* [Your task]:
Please copy the passage from the text on financial transformation from "Erickson’s framing of" up to and including "path to transformation.", keeping the wording unchanged.

If you were given a magic wand to change anything about yourself that would improve your financial and emotional wellbeing, what would it be? This is a hard question. It is not about changing your financial circumstances through winning the lottery or inheriting a fortune, but about changing yourself—the beliefs, behaviors, thoughts, or emotions that could ultimately change your financial situation.
Would you change the way you react under financial pressure, the way you spend, the decisions you make? Almost all of us could find some ingrained behavior or difficult emotion that we would like to modify, improve, and transform in ways that would impact our finances.
So, what stops us? Transformation is not for the faint hearted. According to Victoria Erickson, author of The Edge of Wonder, “Transformation isn’t sweet and bright. It’s a dark and murky, painful pushing. An unraveling of the untruths you’ve carried in your body. A practice in facing your own created demons. A complete uprooting, before becoming.”
Erickson’s framing of transformation doesn’t sound like something most of us really want to sign up for. It feels easier to continue to bear the familiar pain of the present, rather than risk the pain of changing to something unfamiliar.
We typically only undertake transformation when the importance of changing can no longer be denied, avoided, and swept under the rug. Probably no example of transformation is more well-known this time of year than that of Ebenezer Scrooge in Charles Dickens’s A Christmas Carol. Within this popular Christmas fable lie some profound truths we can learn about the path to transformation.

* [Data section]:
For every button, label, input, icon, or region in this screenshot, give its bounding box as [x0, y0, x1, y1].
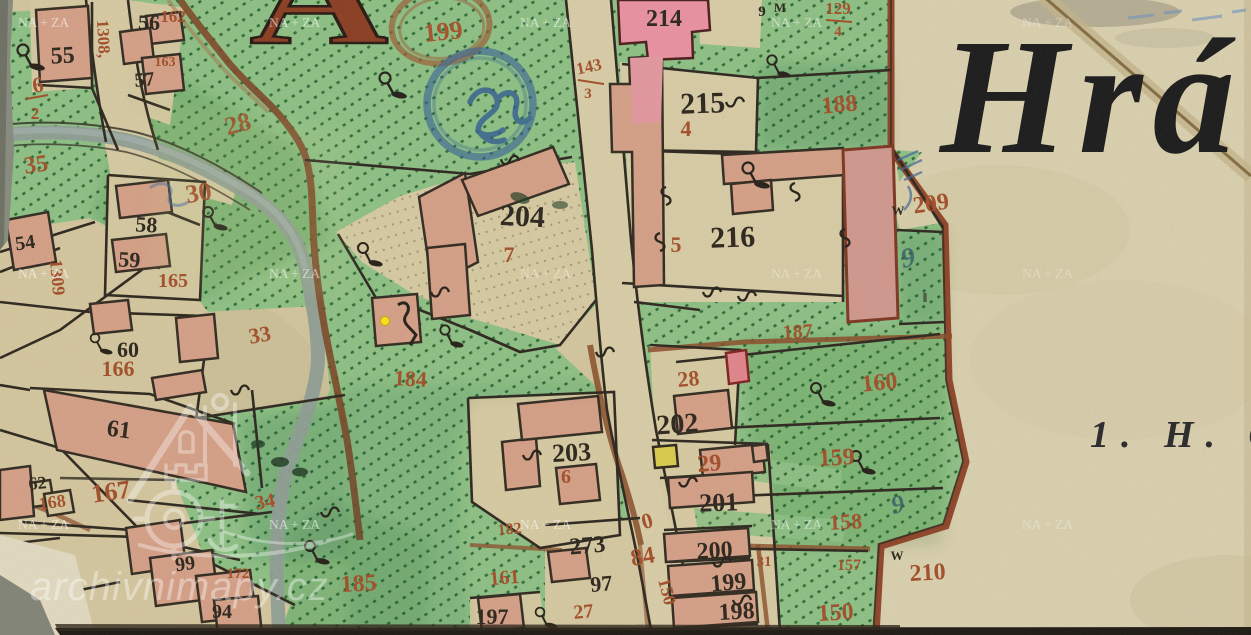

* [Answer to the problem]:
Erickson’s framing of transformation doesn’t sound like something most of us really want to sign up for. It feels easier to continue to bear the familiar pain of the present, rather than risk the pain of changing to something unfamiliar.
We typically only undertake transformation when the importance of changing can no longer be denied, avoided, and swept under the rug. Probably no example of transformation is more well-known this time of year than that of Ebenezer Scrooge in Charles Dickens’s A Christmas Carol. Within this popular Christmas fable lie some profound truths we can learn about the path to transformation.